___ Supplied information

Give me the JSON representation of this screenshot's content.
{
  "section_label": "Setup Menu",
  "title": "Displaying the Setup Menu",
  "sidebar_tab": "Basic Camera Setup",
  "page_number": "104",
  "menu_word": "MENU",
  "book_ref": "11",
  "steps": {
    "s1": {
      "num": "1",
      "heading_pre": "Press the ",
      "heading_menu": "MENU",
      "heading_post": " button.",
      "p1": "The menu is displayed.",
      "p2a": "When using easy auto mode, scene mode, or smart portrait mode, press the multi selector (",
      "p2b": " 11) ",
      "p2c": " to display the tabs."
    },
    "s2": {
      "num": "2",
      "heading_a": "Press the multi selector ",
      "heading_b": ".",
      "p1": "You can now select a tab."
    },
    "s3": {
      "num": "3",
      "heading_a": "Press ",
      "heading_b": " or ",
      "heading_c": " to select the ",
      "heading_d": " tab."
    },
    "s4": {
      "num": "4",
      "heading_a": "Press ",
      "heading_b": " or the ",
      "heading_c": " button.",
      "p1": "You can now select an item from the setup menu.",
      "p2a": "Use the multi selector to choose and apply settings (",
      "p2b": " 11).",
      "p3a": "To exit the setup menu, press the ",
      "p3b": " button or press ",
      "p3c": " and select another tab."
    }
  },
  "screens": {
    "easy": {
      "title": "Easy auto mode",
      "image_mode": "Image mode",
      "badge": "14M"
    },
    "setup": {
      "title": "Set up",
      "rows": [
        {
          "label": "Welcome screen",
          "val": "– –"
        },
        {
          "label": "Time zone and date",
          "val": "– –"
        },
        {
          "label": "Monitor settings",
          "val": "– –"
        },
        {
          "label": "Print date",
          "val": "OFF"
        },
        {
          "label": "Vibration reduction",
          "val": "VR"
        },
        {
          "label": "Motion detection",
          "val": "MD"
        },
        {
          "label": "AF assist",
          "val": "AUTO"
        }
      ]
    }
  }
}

______

## [What needs to be done]
Return all of the data precisely as it appears.

## [Solution to this problem]
Give me the JSON representation of this screenshot's content.
{
  "section_label": "Setup Menu",
  "title": "Displaying the Setup Menu",
  "sidebar_tab": "Basic Camera Setup",
  "page_number": "104",
  "menu_word": "MENU",
  "book_ref": "11",
  "steps": {
    "s1": {
      "num": "1",
      "heading_pre": "Press the ",
      "heading_menu": "MENU",
      "heading_post": " button.",
      "p1": "The menu is displayed.",
      "p2a": "When using easy auto mode, scene mode, or smart portrait mode, press the multi selector (",
      "p2b": " 11) ",
      "p2c": " to display the tabs."
    },
    "s2": {
      "num": "2",
      "heading_a": "Press the multi selector ",
      "heading_b": ".",
      "p1": "You can now select a tab."
    },
    "s3": {
      "num": "3",
      "heading_a": "Press ",
      "heading_b": " or ",
      "heading_c": " to select the ",
      "heading_d": " tab."
    },
    "s4": {
      "num": "4",
      "heading_a": "Press ",
      "heading_b": " or the ",
      "heading_c": " button.",
      "p1": "You can now select an item from the setup menu.",
      "p2a": "Use the multi selector to choose and apply settings (",
      "p2b": " 11).",
      "p3a": "To exit the setup menu, press the ",
      "p3b": " button or press ",
      "p3c": " and select another tab."
    }
  },
  "screens": {
    "easy": {
      "title": "Easy auto mode",
      "image_mode": "Image mode",
      "badge": "14M"
    },
    "setup": {
      "title": "Set up",
      "rows": [
        {
          "label": "Welcome screen",
          "val": "– –"
        },
        {
          "label": "Time zone and date",
          "val": "– –"
        },
        {
          "label": "Monitor settings",
          "val": "– –"
        },
        {
          "label": "Print date",
          "val": "OFF"
        },
        {
          "label": "Vibration reduction",
          "val": "VR"
        },
        {
          "label": "Motion detection",
          "val": "MD"
        },
        {
          "label": "AF assist",
          "val": "AUTO"
        }
      ]
    }
  }
}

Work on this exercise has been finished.